C’est probablement en matière d’urbanisme que la municipalité a le plus de cartes en main : rénovation des bâtiments existants, règles plus contraignantes pour la construction de nouveaux bâtiments, végétalisation, perméabilisation des sols, et même de façon plus globale, l’organisation de la ville et sa gouvernance. Par les choix que la ville fait en matière d’urbanisme, elle agit sur plusieurs fronts :
son bilan carbone : en renforçant l’isolation thermique des bâtiments, en optimisant les systèmes de chauffage et climatisation, en optant pour des sources d’énergies bas carbone
la protection de sa population : en limitant l’impact des phénomènes extrêmes (canicules, fortes précipitations, inondations, feux de forêts… )
la protection de l’environnement : en favorisant le maintien de la biodiversité, par une meilleure gestion de notre patrimoine forestier, de nos ressources en eau, ...
Protéger les Sévriens
Samedi 18 juin 2022 a été le jour de juin le plus chaud jamais enregistré en France depuis que la météo existe. Certains ne voudraient y voir qu’un phénomène exceptionnel. Mais les experts du GIEC n’ont cessé de nous alerter sur l’effet que le réchauffement peut avoir sur les phénomènes climatiques : en particulier, des épisodes de chaleur plus intenses, plus précoces et plus fréquents. Ainsi, selon le CNRS, la France a connu 26 vagues de chaleur en 20 ans entre 2000 et 2020, contre 17 en plus de 50 ans, entre 1947 et 2000. Leur fréquence a donc déjà quadruplé !

» Lignes fournies
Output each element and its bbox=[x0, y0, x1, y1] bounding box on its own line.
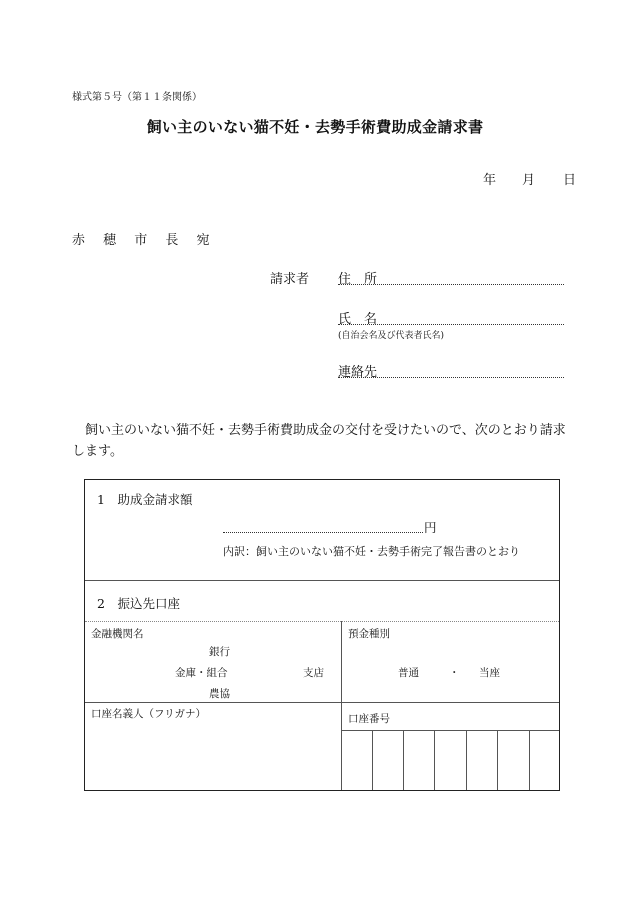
date-month-label: 月 bbox=[522, 173, 536, 188]
yen-label: 円 bbox=[424, 520, 437, 535]
addressee: 赤 穂 市 長 宛 bbox=[72, 233, 210, 248]
account-digit-cell-divider bbox=[434, 730, 435, 790]
account-holder-label: 口座名義人（フリガナ） bbox=[91, 708, 206, 720]
request-statement: 飼い主のいない猫不妊・去勢手術費助成金の交付を受けたいので、次のとおり請求します。 bbox=[72, 423, 566, 459]
bank-name-label: 金融機関名 bbox=[91, 628, 144, 640]
name-label: 氏 名 bbox=[338, 312, 378, 327]
deposit-separator: ・ bbox=[449, 667, 460, 679]
claim-details-table bbox=[84, 479, 560, 791]
contact-label: 連絡先 bbox=[338, 365, 378, 380]
date-day-label: 日 bbox=[563, 173, 577, 188]
amount-field[interactable] bbox=[223, 532, 423, 533]
name-field[interactable] bbox=[338, 324, 564, 325]
account-digit-cell-divider bbox=[466, 730, 467, 790]
date-year-label: 年 bbox=[483, 173, 497, 188]
name-note: (自治会名及び代表者氏名) bbox=[338, 331, 445, 341]
address-label: 住 所 bbox=[338, 272, 378, 287]
branch-label: 支店 bbox=[303, 667, 324, 679]
account-digit-cell-divider bbox=[372, 730, 373, 790]
section1-heading: 1 助成金請求額 bbox=[97, 492, 193, 507]
account-number-label: 口座番号 bbox=[348, 713, 390, 725]
breakdown-text: 内訳：飼い主のいない猫不妊・去勢手術完了報告書のとおり bbox=[223, 545, 520, 558]
deposit-toza-option[interactable]: 当座 bbox=[479, 667, 500, 679]
claimant-label: 請求者 bbox=[270, 272, 310, 287]
bank-type-kinko: 金庫・組合 bbox=[175, 667, 228, 679]
deposit-futsu-option[interactable]: 普通 bbox=[398, 667, 419, 679]
bank-type-ginko: 銀行 bbox=[209, 646, 230, 658]
address-field[interactable] bbox=[338, 284, 564, 285]
section2-heading: 2 振込先口座 bbox=[97, 596, 180, 611]
account-digit-cell-divider bbox=[403, 730, 404, 790]
account-digit-cell-divider bbox=[529, 730, 530, 790]
deposit-type-label: 預金種別 bbox=[348, 628, 390, 640]
contact-field[interactable] bbox=[338, 377, 564, 378]
bank-type-nokyo: 農協 bbox=[209, 688, 230, 700]
account-digit-cell-divider bbox=[497, 730, 498, 790]
form-number: 様式第５号（第１１条関係） bbox=[72, 92, 202, 103]
page-title: 飼い主のいない猫不妊・去勢手術費助成金請求書 bbox=[146, 118, 484, 136]
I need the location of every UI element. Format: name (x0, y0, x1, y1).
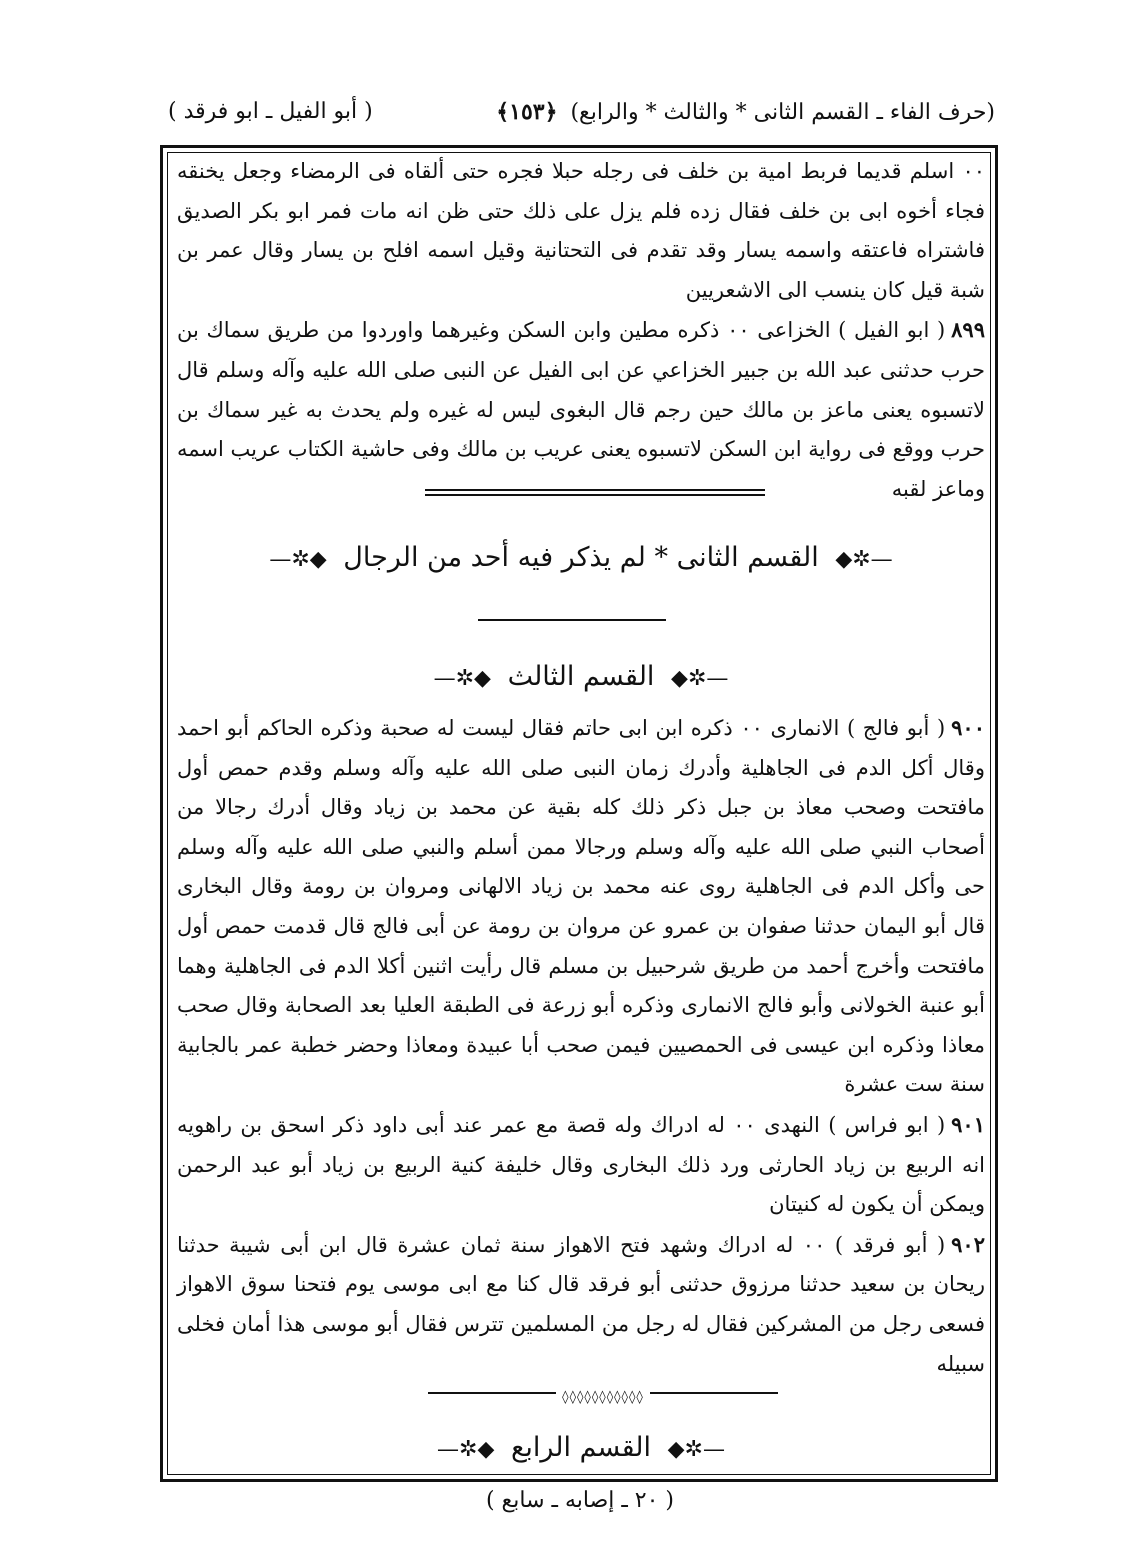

» Travail demandé
- 1) Citez le texte présenté depuis « C’est probablement en » jusqu'à « de forêts… ) » inclus.
- 2) D'après le texte présenté, répondez brièvement :
(a) Dans quel domaine la municipalité a-t-elle probablement le plus de cartes en main ?
(b) Quel jour a été le jour de juin le plus chaud jamais enregistré en France ?
(c) Selon le CNRS, combien de vagues de chaleur la France a-t-elle connues entre 2000 et 2020 ?

» Réponses données
- 1)
C’est probablement en matière d’urbanisme que la municipalité a le plus de cartes en main : rénovation des bâtiments existants, règles plus contraignantes pour la construction de nouveaux bâtiments, végétalisation, perméabilisation des sols, et même de façon plus globale, l’organisation de la ville et sa gouvernance. Par les choix que la ville fait en matière d’urbanisme, elle agit sur plusieurs fronts :
son bilan carbone : en renforçant l’isolation thermique des bâtiments, en optimisant les systèmes de chauffage et climatisation, en optant pour des sources d’énergies bas carbone
la protection de sa population : en limitant l’impact des phénomènes extrêmes (canicules, fortes précipitations, inondations, feux de forêts… )

- 2)
(a) En matière d'urbanisme.
(b) Le samedi 18 juin 2022.
(c) 26 vagues de chaleur.